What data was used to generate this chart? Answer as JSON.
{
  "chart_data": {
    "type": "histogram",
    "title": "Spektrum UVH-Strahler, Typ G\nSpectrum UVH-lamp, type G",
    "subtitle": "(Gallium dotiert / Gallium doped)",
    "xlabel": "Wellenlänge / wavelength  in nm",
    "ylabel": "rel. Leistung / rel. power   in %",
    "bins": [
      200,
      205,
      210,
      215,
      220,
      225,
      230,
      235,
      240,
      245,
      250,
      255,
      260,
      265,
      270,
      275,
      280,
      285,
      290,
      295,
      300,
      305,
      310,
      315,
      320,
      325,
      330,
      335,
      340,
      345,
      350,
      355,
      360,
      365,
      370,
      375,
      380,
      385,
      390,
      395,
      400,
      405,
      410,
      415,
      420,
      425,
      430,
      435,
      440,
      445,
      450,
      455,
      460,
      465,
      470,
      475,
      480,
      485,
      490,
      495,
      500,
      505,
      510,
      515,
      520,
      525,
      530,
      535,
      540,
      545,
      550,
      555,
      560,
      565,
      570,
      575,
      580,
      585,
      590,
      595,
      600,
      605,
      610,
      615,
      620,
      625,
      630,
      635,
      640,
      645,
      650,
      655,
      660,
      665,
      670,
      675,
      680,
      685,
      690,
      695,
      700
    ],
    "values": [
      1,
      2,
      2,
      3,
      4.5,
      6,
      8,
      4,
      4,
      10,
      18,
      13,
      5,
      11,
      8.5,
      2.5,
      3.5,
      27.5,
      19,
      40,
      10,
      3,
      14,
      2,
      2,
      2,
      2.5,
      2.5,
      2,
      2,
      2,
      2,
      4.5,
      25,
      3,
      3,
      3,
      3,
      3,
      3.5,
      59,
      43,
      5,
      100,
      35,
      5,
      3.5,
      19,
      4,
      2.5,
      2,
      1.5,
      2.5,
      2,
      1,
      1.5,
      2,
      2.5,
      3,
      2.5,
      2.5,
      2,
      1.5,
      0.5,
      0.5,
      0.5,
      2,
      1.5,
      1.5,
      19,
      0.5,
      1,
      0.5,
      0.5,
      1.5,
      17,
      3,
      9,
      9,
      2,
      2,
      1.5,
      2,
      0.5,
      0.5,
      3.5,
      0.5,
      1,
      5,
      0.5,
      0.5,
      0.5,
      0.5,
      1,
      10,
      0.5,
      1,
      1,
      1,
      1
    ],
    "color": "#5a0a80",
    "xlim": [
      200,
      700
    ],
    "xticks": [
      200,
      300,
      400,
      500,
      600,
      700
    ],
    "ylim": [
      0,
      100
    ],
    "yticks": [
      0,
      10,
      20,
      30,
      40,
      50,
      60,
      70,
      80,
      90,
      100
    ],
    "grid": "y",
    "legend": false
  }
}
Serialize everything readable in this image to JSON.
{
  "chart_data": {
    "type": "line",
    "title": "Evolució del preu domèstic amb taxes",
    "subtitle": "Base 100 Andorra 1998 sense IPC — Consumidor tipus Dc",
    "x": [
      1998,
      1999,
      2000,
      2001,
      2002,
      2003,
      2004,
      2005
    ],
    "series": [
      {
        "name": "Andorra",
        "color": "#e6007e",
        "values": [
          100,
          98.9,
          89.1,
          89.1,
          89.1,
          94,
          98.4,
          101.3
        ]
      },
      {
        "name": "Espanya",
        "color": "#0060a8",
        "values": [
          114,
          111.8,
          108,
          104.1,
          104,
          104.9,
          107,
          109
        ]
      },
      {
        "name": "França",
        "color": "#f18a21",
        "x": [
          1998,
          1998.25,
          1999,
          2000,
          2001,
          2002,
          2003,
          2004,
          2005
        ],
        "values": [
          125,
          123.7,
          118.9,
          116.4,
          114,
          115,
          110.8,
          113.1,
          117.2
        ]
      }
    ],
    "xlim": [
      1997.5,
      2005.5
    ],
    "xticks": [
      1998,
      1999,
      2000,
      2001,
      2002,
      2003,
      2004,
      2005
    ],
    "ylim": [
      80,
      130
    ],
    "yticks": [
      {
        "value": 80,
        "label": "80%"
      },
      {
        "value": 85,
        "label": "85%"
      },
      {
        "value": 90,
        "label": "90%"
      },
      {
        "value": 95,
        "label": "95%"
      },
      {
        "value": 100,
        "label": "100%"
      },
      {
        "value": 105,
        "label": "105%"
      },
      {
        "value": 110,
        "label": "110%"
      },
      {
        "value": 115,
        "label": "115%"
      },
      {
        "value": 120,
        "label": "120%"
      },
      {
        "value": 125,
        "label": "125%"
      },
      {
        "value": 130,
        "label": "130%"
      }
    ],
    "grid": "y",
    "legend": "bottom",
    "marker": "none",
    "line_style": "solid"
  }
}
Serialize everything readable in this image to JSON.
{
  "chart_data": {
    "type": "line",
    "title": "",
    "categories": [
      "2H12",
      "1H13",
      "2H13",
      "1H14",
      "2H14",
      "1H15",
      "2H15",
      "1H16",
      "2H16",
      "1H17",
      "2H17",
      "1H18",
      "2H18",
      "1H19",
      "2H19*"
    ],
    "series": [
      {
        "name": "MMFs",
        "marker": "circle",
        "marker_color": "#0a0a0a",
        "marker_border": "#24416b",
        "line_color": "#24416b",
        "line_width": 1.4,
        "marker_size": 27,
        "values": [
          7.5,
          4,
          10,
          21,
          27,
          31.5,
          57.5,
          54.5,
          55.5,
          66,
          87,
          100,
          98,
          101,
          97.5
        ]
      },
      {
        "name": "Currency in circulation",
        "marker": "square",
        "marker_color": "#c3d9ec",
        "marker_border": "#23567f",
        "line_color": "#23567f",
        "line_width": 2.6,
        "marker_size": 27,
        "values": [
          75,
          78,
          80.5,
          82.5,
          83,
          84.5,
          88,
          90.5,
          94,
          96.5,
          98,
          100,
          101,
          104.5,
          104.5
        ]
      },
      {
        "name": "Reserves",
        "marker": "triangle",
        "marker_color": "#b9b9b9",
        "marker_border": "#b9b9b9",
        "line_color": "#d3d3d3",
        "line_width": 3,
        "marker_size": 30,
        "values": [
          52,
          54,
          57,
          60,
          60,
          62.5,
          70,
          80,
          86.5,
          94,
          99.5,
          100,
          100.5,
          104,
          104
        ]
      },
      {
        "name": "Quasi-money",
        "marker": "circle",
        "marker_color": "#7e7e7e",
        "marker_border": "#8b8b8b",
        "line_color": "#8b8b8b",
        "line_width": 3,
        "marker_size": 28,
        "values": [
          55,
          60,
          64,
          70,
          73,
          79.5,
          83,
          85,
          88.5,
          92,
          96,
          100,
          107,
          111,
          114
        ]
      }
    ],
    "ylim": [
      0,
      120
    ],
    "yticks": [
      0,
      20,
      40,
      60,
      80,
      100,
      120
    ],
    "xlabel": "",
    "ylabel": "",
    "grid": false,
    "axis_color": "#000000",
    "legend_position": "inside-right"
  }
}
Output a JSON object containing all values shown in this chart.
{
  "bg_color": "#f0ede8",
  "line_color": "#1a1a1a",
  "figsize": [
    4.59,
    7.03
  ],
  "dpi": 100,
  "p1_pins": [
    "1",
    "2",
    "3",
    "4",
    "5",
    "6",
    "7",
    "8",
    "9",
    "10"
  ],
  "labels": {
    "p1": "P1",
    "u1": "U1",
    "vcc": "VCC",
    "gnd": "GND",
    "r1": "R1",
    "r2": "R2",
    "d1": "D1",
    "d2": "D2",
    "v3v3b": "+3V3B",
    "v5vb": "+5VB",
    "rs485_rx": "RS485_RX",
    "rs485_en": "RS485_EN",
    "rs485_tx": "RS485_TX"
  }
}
◇ ◇ ◇
What is expected => Out of the records, collect only those lines that contain the string "xlabel".

Response to the task =>
    "xlabel": "Wellenlänge / wavelength  in nm",
    "xlabel": "",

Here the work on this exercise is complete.